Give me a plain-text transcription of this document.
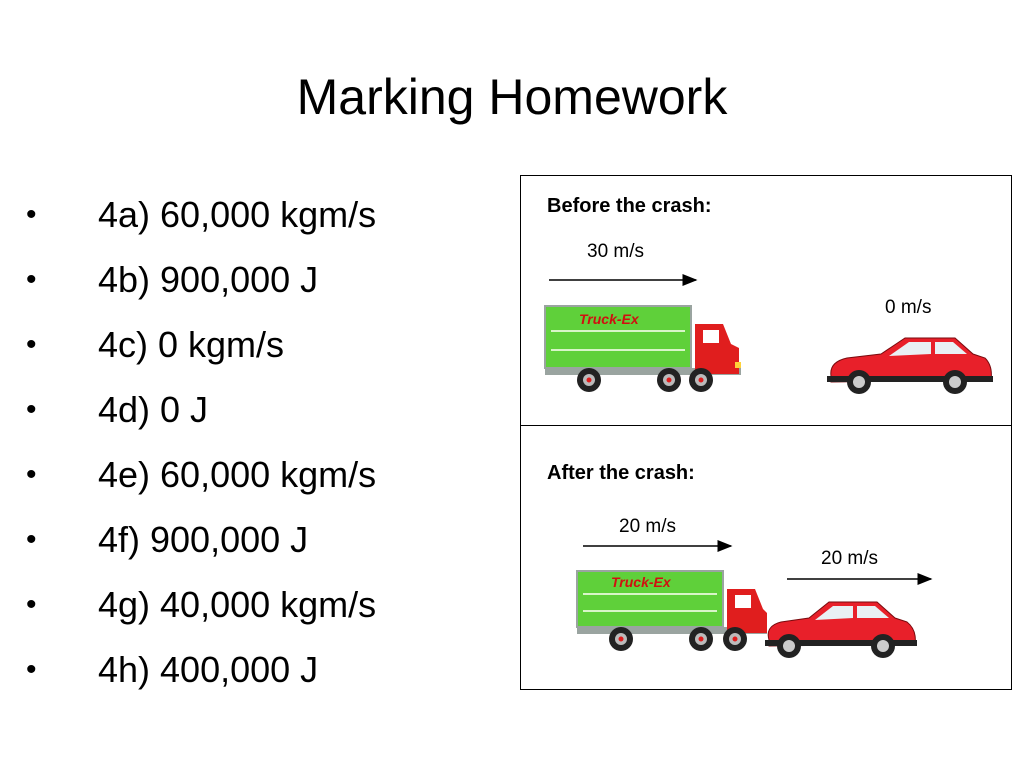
Marking Homework
• 4a) 60,000 kgm/s
• 4b) 900,000 J
• 4c) 0 kgm/s
• 4d) 0 J
• 4e) 60,000 kgm/s
• 4f) 900,000 J
• 4g) 40,000 kgm/s
• 4h) 400,000 J
Before the crash:
30 m/s
0 m/s
After the crash:
20 m/s
20 m/s
Truck-Ex
Truck-Ex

== == ==

§ Requirement: Copy each line exactly, and leave the pictures out of your copy.

§ Result for this exercise:
Give me a plain-text transcription of this document.
Marking Homework
• 4a) 60,000 kgm/s
• 4b) 900,000 J
• 4c) 0 kgm/s
• 4d) 0 J
• 4e) 60,000 kgm/s
• 4f) 900,000 J
• 4g) 40,000 kgm/s
• 4h) 400,000 J
Before the crash:
30 m/s
0 m/s
After the crash:
20 m/s
20 m/s
Truck-Ex
Truck-Ex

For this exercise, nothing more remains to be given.